**DATASET ENTRIES**
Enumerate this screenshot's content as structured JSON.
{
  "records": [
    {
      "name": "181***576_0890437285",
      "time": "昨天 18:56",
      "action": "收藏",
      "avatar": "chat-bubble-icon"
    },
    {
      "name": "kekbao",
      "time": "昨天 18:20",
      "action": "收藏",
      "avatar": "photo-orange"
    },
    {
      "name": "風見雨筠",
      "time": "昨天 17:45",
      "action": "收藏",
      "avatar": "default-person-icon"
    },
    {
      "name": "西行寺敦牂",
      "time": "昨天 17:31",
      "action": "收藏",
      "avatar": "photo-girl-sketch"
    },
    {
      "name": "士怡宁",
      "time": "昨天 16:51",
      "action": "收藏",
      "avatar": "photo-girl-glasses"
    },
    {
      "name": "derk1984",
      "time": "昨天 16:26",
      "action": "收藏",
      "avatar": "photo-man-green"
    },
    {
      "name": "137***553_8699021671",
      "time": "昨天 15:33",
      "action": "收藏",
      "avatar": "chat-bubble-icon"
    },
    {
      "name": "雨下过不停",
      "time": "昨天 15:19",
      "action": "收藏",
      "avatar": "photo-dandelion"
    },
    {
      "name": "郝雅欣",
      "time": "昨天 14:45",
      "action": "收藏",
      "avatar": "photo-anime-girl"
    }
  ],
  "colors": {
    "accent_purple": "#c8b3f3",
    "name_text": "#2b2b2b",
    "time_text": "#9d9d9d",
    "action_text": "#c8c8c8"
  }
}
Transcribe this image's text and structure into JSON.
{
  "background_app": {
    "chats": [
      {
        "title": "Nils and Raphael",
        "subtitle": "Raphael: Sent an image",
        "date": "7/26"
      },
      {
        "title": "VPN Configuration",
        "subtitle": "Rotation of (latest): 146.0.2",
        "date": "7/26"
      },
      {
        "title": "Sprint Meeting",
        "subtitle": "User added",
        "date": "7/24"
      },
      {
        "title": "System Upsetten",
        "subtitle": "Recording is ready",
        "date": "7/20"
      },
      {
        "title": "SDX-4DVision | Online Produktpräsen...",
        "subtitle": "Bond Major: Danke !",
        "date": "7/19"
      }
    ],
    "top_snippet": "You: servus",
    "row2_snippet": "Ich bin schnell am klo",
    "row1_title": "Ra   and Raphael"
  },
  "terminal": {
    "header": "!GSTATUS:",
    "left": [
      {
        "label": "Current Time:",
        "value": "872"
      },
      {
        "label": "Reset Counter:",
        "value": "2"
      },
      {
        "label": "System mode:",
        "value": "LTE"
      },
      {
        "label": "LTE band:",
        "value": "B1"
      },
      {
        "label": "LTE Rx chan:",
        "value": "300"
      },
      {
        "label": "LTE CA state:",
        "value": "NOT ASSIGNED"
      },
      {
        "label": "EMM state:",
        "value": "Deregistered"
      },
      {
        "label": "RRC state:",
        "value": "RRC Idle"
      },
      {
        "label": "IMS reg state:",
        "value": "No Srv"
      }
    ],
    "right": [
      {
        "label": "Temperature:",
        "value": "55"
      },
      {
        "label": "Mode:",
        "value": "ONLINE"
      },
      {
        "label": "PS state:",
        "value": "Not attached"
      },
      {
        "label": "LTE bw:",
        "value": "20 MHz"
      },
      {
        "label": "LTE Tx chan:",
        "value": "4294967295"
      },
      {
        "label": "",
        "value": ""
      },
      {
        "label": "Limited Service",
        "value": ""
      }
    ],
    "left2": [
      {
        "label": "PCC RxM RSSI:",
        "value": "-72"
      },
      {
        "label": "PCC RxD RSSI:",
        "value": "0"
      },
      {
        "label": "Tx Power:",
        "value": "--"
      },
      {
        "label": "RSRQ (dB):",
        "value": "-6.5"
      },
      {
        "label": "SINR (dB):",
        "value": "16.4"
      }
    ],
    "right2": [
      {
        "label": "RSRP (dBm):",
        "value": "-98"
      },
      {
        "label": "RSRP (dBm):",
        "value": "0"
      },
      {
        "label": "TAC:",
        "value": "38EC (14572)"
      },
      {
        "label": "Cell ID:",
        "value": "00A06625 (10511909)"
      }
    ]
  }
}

**EXERCISE AIM**
Output the complete data exactly as written.

**RESPONSE TO THE TASK**
Enumerate this screenshot's content as structured JSON.
{
  "records": [
    {
      "name": "181***576_0890437285",
      "time": "昨天 18:56",
      "action": "收藏",
      "avatar": "chat-bubble-icon"
    },
    {
      "name": "kekbao",
      "time": "昨天 18:20",
      "action": "收藏",
      "avatar": "photo-orange"
    },
    {
      "name": "風見雨筠",
      "time": "昨天 17:45",
      "action": "收藏",
      "avatar": "default-person-icon"
    },
    {
      "name": "西行寺敦牂",
      "time": "昨天 17:31",
      "action": "收藏",
      "avatar": "photo-girl-sketch"
    },
    {
      "name": "士怡宁",
      "time": "昨天 16:51",
      "action": "收藏",
      "avatar": "photo-girl-glasses"
    },
    {
      "name": "derk1984",
      "time": "昨天 16:26",
      "action": "收藏",
      "avatar": "photo-man-green"
    },
    {
      "name": "137***553_8699021671",
      "time": "昨天 15:33",
      "action": "收藏",
      "avatar": "chat-bubble-icon"
    },
    {
      "name": "雨下过不停",
      "time": "昨天 15:19",
      "action": "收藏",
      "avatar": "photo-dandelion"
    },
    {
      "name": "郝雅欣",
      "time": "昨天 14:45",
      "action": "收藏",
      "avatar": "photo-anime-girl"
    }
  ],
  "colors": {
    "accent_purple": "#c8b3f3",
    "name_text": "#2b2b2b",
    "time_text": "#9d9d9d",
    "action_text": "#c8c8c8"
  }
}
Transcribe this image's text and structure into JSON.
{
  "background_app": {
    "chats": [
      {
        "title": "Nils and Raphael",
        "subtitle": "Raphael: Sent an image",
        "date": "7/26"
      },
      {
        "title": "VPN Configuration",
        "subtitle": "Rotation of (latest): 146.0.2",
        "date": "7/26"
      },
      {
        "title": "Sprint Meeting",
        "subtitle": "User added",
        "date": "7/24"
      },
      {
        "title": "System Upsetten",
        "subtitle": "Recording is ready",
        "date": "7/20"
      },
      {
        "title": "SDX-4DVision | Online Produktpräsen...",
        "subtitle": "Bond Major: Danke !",
        "date": "7/19"
      }
    ],
    "top_snippet": "You: servus",
    "row2_snippet": "Ich bin schnell am klo",
    "row1_title": "Ra   and Raphael"
  },
  "terminal": {
    "header": "!GSTATUS:",
    "left": [
      {
        "label": "Current Time:",
        "value": "872"
      },
      {
        "label": "Reset Counter:",
        "value": "2"
      },
      {
        "label": "System mode:",
        "value": "LTE"
      },
      {
        "label": "LTE band:",
        "value": "B1"
      },
      {
        "label": "LTE Rx chan:",
        "value": "300"
      },
      {
        "label": "LTE CA state:",
        "value": "NOT ASSIGNED"
      },
      {
        "label": "EMM state:",
        "value": "Deregistered"
      },
      {
        "label": "RRC state:",
        "value": "RRC Idle"
      },
      {
        "label": "IMS reg state:",
        "value": "No Srv"
      }
    ],
    "right": [
      {
        "label": "Temperature:",
        "value": "55"
      },
      {
        "label": "Mode:",
        "value": "ONLINE"
      },
      {
        "label": "PS state:",
        "value": "Not attached"
      },
      {
        "label": "LTE bw:",
        "value": "20 MHz"
      },
      {
        "label": "LTE Tx chan:",
        "value": "4294967295"
      },
      {
        "label": "",
        "value": ""
      },
      {
        "label": "Limited Service",
        "value": ""
      }
    ],
    "left2": [
      {
        "label": "PCC RxM RSSI:",
        "value": "-72"
      },
      {
        "label": "PCC RxD RSSI:",
        "value": "0"
      },
      {
        "label": "Tx Power:",
        "value": "--"
      },
      {
        "label": "RSRQ (dB):",
        "value": "-6.5"
      },
      {
        "label": "SINR (dB):",
        "value": "16.4"
      }
    ],
    "right2": [
      {
        "label": "RSRP (dBm):",
        "value": "-98"
      },
      {
        "label": "RSRP (dBm):",
        "value": "0"
      },
      {
        "label": "TAC:",
        "value": "38EC (14572)"
      },
      {
        "label": "Cell ID:",
        "value": "00A06625 (10511909)"
      }
    ]
  }
}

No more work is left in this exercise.